# Start of DATASET EXTRACT

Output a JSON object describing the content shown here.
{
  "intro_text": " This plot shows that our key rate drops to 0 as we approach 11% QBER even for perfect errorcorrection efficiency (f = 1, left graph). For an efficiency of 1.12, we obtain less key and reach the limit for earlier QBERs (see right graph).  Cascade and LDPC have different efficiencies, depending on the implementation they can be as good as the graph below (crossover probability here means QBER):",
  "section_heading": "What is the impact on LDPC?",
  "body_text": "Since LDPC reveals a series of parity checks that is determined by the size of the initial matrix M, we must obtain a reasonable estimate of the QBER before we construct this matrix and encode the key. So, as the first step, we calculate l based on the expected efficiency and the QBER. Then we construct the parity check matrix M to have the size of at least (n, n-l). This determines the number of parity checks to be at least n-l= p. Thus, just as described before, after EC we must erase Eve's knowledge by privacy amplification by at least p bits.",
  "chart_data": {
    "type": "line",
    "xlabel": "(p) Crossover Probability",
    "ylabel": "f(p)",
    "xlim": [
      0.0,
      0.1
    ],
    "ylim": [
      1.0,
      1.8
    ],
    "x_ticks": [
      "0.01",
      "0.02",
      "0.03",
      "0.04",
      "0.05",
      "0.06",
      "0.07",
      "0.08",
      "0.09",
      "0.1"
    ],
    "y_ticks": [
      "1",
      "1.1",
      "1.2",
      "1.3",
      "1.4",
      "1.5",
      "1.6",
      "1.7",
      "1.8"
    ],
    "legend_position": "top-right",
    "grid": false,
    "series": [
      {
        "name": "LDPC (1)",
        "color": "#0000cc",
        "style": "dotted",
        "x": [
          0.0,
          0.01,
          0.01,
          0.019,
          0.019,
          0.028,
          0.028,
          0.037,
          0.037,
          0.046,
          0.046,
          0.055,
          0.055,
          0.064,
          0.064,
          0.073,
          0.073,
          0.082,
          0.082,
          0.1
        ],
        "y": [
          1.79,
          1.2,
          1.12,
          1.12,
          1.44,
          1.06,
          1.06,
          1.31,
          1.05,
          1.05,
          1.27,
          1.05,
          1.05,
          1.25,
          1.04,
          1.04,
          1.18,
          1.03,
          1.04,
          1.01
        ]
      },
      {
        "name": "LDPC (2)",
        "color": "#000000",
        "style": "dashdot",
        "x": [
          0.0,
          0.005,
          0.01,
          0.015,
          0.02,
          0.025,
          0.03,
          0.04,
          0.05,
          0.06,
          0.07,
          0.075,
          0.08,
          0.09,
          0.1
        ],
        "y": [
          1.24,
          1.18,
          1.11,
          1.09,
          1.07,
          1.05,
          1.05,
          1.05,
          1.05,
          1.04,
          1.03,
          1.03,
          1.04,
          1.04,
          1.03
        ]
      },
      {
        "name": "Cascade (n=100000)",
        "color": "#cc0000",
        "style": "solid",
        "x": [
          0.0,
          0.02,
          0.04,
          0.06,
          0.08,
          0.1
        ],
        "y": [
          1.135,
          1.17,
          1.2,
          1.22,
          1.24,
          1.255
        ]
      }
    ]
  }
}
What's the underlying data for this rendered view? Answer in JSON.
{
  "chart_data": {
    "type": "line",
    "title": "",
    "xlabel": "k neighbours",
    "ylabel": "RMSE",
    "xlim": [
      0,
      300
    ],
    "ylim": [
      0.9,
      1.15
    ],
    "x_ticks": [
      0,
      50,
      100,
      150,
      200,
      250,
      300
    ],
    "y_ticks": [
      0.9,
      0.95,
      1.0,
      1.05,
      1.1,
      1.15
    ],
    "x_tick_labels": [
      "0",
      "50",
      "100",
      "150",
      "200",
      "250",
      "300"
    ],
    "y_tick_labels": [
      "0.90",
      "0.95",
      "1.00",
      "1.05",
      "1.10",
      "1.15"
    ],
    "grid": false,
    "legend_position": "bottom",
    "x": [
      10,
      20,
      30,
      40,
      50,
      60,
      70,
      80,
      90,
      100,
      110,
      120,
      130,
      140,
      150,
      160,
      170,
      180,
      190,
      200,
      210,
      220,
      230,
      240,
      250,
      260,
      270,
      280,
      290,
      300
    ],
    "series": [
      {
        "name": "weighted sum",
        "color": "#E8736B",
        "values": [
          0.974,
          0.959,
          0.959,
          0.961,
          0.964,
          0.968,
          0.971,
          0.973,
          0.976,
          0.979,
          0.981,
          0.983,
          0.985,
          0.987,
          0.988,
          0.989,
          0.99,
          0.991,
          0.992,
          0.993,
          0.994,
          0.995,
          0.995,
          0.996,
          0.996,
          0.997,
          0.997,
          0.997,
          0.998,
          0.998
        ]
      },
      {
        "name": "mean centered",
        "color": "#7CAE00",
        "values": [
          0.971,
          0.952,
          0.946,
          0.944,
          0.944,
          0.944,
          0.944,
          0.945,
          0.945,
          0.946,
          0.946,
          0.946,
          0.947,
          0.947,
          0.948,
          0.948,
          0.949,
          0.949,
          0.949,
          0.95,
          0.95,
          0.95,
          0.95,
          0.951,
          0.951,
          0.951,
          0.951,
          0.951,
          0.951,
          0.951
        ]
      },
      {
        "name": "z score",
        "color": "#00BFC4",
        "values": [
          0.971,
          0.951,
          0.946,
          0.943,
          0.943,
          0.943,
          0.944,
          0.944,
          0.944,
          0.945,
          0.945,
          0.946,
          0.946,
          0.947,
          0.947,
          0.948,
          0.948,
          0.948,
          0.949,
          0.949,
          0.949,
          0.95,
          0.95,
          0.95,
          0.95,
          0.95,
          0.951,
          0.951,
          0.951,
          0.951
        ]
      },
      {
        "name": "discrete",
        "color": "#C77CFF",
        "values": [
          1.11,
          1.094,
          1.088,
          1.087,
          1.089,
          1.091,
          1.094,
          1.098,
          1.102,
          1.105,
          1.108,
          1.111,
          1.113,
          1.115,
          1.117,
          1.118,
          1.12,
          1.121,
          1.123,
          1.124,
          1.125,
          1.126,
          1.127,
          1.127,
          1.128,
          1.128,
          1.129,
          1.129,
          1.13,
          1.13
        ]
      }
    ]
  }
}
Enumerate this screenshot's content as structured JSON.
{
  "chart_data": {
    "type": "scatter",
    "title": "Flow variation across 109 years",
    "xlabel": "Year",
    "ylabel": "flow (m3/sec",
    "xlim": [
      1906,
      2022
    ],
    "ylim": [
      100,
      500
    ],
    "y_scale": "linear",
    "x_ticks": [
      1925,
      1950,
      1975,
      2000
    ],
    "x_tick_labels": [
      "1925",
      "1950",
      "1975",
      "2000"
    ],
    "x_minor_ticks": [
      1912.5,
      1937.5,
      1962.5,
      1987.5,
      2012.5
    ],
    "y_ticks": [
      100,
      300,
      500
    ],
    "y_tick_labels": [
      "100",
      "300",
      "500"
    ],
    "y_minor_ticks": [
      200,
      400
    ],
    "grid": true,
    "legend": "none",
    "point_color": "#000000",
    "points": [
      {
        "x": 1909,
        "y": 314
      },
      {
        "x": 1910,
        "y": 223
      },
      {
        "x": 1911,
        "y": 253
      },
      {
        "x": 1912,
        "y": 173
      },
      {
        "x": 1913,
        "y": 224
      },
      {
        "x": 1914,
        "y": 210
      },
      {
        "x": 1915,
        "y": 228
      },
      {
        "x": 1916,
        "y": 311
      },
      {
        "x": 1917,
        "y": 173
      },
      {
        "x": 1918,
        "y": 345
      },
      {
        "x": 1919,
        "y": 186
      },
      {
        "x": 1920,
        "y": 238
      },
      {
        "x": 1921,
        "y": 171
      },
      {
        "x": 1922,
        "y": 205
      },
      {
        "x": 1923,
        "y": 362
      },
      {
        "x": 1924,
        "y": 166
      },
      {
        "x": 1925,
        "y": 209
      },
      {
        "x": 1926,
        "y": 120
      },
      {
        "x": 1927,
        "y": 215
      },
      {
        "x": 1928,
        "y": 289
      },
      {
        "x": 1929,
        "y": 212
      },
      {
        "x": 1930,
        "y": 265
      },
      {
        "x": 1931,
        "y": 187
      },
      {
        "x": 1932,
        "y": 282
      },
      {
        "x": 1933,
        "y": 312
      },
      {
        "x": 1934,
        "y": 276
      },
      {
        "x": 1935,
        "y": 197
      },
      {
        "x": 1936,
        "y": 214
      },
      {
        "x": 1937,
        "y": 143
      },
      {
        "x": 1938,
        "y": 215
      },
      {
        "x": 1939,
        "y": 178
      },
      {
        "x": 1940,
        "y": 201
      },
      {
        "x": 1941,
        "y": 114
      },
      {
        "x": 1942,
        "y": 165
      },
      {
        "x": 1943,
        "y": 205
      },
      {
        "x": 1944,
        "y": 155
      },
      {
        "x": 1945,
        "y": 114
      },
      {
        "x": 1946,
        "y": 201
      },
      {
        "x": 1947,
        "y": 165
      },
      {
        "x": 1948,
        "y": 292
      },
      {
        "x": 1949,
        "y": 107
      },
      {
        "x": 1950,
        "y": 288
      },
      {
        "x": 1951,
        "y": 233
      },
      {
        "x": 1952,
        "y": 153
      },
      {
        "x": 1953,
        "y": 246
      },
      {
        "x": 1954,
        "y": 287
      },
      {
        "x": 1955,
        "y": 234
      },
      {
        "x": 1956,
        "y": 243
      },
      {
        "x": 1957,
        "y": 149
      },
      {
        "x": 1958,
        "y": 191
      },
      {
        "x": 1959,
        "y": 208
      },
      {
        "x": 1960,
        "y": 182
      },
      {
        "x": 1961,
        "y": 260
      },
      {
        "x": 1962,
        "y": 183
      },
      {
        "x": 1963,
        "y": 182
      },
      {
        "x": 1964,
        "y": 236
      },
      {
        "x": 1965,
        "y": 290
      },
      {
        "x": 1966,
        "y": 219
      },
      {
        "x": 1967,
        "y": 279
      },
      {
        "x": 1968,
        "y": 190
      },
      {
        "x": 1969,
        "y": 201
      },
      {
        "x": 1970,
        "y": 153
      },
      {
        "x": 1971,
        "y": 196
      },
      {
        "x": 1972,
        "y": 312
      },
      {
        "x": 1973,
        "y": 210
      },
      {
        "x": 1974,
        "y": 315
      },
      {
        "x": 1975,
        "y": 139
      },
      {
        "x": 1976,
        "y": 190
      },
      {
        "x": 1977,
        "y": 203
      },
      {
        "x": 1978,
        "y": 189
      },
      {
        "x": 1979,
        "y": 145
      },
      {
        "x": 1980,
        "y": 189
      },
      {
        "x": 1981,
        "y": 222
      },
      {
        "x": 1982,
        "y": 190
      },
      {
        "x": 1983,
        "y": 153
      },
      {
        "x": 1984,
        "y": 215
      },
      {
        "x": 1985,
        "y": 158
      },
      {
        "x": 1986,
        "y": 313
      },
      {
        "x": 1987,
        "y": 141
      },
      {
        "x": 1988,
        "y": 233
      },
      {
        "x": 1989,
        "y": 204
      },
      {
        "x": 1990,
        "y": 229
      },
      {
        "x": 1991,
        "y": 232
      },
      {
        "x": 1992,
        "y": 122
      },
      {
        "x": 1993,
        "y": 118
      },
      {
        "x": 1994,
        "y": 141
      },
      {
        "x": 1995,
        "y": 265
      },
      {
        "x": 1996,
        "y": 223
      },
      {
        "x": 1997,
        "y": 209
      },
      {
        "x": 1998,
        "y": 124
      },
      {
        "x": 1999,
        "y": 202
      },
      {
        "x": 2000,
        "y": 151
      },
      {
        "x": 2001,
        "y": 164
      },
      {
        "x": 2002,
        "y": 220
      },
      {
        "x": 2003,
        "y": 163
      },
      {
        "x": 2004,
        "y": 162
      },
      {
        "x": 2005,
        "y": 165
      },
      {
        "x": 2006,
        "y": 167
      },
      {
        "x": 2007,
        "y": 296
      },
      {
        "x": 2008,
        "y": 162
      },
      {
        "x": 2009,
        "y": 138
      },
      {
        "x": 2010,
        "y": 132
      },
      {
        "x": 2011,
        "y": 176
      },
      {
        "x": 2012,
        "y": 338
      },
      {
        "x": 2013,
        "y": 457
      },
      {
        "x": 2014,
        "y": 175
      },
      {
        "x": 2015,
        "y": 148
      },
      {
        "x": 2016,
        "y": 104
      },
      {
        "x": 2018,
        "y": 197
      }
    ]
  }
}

# End of DATASET EXTRACT

Search the entries for the word "content", then list each line that holds it.

THE RESPONSE =>
Output a JSON object describing the content shown here.
Enumerate this screenshot's content as structured JSON.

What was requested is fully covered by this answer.